* GOAL OF THE EXERCISE
Every line of the material is to be repeated exactly as it stands.

* STORED RECORDS
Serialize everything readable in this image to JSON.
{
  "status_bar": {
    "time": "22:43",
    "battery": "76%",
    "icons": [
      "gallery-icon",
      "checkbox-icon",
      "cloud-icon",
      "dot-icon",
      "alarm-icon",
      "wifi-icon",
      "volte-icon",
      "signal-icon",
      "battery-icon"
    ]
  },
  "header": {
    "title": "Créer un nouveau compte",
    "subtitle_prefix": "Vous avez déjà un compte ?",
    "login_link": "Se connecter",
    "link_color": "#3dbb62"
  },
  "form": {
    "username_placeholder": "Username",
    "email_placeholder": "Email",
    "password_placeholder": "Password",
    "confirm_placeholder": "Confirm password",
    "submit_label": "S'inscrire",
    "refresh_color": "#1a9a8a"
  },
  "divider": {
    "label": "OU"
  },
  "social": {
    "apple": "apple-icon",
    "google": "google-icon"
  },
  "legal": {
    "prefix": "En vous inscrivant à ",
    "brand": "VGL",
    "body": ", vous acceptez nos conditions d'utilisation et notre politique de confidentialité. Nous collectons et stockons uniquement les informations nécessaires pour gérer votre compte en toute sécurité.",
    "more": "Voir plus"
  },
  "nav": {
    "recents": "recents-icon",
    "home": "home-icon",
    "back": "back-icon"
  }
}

* TASK ANSWER
Serialize everything readable in this image to JSON.
{
  "status_bar": {
    "time": "22:43",
    "battery": "76%",
    "icons": [
      "gallery-icon",
      "checkbox-icon",
      "cloud-icon",
      "dot-icon",
      "alarm-icon",
      "wifi-icon",
      "volte-icon",
      "signal-icon",
      "battery-icon"
    ]
  },
  "header": {
    "title": "Créer un nouveau compte",
    "subtitle_prefix": "Vous avez déjà un compte ?",
    "login_link": "Se connecter",
    "link_color": "#3dbb62"
  },
  "form": {
    "username_placeholder": "Username",
    "email_placeholder": "Email",
    "password_placeholder": "Password",
    "confirm_placeholder": "Confirm password",
    "submit_label": "S'inscrire",
    "refresh_color": "#1a9a8a"
  },
  "divider": {
    "label": "OU"
  },
  "social": {
    "apple": "apple-icon",
    "google": "google-icon"
  },
  "legal": {
    "prefix": "En vous inscrivant à ",
    "brand": "VGL",
    "body": ", vous acceptez nos conditions d'utilisation et notre politique de confidentialité. Nous collectons et stockons uniquement les informations nécessaires pour gérer votre compte en toute sécurité.",
    "more": "Voir plus"
  },
  "nav": {
    "recents": "recents-icon",
    "home": "home-icon",
    "back": "back-icon"
  }
}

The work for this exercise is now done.